• What you are asked to do
Only lines with the word "text" are needed; collect each of them from the listing below.

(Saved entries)
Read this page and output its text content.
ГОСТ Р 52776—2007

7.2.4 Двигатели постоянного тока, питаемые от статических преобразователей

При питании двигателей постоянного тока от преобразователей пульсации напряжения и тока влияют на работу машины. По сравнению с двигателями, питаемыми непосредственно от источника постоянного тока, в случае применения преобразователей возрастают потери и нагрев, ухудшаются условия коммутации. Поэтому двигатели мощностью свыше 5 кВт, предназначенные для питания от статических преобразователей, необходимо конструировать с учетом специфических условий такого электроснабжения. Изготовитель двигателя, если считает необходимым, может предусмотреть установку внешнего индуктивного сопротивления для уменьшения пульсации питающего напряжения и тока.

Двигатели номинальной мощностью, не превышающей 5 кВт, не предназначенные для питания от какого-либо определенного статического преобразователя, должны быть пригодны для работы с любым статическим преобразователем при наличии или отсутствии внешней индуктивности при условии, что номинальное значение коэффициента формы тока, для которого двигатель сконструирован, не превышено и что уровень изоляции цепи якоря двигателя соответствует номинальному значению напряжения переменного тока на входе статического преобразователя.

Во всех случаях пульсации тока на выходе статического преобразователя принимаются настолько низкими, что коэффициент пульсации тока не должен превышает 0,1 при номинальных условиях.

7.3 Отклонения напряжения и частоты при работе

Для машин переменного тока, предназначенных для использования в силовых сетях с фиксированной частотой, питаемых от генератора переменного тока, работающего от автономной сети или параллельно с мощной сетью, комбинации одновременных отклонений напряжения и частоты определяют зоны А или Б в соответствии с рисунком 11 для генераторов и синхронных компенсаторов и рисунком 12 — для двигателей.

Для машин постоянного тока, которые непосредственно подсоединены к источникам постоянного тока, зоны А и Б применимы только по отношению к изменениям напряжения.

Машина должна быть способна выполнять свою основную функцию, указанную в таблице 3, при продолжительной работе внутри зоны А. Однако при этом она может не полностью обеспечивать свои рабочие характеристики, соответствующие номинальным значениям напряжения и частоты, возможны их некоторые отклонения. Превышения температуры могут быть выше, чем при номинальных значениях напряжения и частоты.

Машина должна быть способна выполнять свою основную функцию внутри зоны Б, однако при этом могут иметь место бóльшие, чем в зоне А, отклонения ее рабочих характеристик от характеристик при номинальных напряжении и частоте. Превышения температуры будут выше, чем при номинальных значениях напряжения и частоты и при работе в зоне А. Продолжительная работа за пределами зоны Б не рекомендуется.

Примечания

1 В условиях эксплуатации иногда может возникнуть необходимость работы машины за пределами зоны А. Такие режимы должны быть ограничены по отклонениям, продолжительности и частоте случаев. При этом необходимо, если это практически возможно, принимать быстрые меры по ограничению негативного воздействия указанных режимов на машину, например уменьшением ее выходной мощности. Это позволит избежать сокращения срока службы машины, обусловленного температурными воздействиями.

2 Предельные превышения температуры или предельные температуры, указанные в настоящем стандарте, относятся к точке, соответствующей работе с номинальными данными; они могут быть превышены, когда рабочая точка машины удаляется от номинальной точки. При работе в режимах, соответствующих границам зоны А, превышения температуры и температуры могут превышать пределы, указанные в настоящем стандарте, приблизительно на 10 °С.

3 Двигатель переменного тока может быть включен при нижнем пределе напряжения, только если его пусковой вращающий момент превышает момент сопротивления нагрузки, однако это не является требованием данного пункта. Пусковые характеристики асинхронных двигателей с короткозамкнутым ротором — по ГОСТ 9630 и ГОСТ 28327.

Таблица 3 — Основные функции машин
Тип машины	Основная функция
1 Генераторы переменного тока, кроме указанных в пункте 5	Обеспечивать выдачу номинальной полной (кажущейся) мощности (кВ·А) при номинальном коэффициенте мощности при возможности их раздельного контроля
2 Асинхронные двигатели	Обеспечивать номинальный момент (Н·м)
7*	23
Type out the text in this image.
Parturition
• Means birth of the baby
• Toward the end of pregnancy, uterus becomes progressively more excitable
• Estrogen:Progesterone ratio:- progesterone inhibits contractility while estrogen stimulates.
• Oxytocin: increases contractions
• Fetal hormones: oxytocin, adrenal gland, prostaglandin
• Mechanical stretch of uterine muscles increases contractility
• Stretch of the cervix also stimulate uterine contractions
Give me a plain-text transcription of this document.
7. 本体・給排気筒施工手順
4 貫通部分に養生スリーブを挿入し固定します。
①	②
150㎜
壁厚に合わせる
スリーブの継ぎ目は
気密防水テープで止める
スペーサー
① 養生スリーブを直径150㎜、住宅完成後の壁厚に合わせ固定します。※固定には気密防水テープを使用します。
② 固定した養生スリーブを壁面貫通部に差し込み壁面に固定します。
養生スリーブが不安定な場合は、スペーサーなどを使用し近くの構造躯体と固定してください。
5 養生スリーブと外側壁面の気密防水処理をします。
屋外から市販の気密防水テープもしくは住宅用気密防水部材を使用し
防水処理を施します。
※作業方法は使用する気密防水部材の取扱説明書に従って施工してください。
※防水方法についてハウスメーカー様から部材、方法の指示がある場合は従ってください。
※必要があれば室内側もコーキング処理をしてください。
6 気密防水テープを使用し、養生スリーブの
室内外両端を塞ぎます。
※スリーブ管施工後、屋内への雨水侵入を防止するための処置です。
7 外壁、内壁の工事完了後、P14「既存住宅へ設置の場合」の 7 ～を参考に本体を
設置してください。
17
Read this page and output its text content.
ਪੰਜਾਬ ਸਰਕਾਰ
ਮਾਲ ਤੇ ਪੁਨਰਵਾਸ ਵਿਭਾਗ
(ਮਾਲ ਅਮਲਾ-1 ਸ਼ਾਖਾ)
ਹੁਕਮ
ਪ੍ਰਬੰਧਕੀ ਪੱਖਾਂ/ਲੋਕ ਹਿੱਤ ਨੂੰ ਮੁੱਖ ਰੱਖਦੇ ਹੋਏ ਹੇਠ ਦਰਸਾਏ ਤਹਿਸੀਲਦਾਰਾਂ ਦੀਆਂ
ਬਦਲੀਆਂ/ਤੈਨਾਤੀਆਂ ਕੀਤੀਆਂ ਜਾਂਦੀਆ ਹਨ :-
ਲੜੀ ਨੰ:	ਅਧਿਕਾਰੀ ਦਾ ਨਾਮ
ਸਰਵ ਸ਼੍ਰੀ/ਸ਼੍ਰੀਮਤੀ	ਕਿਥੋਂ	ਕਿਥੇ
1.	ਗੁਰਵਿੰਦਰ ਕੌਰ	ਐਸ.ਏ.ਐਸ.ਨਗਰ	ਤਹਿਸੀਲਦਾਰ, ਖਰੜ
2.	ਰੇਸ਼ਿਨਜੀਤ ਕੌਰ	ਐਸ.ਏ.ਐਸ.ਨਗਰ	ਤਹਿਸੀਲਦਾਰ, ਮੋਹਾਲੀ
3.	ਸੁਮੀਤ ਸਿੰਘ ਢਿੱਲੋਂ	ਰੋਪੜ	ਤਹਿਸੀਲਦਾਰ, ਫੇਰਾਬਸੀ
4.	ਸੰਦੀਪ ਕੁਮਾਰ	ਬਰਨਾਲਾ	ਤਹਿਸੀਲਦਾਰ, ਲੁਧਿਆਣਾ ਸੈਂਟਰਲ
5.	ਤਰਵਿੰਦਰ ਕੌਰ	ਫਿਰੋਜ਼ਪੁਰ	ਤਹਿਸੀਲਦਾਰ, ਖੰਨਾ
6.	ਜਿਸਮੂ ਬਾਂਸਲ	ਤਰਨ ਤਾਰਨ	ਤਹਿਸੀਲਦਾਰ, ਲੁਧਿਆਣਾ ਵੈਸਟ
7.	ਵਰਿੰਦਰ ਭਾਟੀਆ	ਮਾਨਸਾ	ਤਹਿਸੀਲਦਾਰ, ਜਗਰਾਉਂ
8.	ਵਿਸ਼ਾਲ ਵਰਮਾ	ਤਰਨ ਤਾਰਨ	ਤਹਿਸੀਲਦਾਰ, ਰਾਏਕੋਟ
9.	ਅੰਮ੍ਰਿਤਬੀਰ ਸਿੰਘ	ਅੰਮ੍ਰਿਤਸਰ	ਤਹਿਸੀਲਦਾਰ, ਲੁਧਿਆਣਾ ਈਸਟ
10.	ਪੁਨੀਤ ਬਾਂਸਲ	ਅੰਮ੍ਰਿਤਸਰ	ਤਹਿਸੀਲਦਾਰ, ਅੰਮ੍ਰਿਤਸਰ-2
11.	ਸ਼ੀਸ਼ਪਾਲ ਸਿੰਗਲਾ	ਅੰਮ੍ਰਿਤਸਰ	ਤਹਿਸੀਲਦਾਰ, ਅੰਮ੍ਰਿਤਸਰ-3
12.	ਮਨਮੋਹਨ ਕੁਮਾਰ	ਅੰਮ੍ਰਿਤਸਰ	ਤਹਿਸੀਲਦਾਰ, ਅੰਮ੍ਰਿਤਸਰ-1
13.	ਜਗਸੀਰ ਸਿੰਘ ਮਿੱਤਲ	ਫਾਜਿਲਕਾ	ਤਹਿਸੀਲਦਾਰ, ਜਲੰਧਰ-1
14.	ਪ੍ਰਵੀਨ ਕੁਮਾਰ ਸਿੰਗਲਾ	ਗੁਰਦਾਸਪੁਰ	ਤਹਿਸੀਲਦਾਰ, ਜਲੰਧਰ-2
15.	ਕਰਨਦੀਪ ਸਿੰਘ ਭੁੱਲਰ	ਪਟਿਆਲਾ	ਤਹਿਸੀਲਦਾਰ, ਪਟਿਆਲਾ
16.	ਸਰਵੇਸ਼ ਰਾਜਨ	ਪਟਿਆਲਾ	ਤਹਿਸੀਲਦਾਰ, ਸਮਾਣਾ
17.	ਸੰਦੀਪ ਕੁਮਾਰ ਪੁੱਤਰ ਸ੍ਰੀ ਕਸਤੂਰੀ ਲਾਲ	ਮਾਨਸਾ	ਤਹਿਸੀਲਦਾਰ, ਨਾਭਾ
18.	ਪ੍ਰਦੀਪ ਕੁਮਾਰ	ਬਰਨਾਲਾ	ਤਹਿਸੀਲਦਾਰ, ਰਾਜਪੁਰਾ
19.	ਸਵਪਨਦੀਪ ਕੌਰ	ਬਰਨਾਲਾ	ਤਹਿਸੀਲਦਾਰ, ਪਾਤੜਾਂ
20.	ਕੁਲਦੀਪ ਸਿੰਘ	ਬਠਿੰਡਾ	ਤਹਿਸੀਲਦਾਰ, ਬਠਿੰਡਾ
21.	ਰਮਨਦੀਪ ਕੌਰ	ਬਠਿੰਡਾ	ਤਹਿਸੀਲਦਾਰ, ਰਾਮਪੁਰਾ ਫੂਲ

• Result
Read this page and output its text content.
Type out the text in this image.
Give me a plain-text transcription of this document.
Read this page and output its text content.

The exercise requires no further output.